RECORD EXTRACTS:
-- BEGIN --

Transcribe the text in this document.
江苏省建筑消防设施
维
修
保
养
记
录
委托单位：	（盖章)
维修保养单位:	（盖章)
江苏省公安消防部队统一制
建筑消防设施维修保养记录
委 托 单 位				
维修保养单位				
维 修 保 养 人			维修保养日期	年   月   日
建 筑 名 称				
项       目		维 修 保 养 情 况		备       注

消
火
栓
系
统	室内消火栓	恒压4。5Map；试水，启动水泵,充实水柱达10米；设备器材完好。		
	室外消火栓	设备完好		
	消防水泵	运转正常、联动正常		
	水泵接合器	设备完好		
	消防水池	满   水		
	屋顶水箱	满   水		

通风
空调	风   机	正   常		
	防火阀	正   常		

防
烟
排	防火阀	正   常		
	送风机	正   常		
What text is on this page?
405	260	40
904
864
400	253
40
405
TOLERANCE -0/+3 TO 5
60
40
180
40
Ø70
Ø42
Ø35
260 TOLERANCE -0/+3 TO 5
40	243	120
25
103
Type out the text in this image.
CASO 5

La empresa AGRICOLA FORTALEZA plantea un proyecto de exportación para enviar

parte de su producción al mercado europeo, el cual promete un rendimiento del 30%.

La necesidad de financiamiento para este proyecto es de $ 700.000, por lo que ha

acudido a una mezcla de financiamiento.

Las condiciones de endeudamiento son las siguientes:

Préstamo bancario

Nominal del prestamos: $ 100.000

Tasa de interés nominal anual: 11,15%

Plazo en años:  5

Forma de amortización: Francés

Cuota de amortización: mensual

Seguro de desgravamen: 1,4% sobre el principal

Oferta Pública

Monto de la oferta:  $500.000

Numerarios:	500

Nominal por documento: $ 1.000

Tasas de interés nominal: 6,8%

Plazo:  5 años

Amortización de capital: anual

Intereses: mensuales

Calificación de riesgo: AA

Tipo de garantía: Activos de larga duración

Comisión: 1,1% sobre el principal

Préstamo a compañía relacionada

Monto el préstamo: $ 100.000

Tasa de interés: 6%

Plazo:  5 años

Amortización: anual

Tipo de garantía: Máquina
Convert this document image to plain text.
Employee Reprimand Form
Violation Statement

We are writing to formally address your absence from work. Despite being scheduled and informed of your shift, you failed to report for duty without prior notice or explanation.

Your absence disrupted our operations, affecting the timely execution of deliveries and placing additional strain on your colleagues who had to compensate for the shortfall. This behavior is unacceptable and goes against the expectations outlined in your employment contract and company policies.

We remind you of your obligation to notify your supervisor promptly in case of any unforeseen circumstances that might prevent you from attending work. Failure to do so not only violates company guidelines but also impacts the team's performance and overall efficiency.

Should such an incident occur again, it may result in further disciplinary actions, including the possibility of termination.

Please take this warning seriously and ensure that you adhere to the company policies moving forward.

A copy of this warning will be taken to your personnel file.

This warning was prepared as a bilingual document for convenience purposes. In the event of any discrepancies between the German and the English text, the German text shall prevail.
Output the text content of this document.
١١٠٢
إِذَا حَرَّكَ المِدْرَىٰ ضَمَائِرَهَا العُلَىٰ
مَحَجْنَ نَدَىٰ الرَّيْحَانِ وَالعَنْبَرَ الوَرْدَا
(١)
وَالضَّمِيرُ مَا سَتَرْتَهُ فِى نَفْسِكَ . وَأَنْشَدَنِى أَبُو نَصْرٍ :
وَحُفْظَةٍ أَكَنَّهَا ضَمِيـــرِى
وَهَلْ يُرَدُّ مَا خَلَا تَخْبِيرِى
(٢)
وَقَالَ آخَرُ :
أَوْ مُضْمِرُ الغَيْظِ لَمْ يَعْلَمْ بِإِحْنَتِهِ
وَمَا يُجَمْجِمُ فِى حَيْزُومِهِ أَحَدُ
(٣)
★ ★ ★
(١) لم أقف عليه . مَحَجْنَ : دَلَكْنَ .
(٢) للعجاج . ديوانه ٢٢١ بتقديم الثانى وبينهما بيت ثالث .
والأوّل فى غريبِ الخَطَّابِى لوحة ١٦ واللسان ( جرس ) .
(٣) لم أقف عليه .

-- END --

WHAT IS ASKED: Point out every line holding the string "from" and copy it.

WRITTEN REPLY:
We are writing to formally address your absence from work. Despite being scheduled and informed of your shift, you failed to report for duty without prior notice or explanation.
We remind you of your obligation to notify your supervisor promptly in case of any unforeseen circumstances that might prevent you from attending work. Failure to do so not only violates company guidelines but also impacts the team's performance and overall efficiency.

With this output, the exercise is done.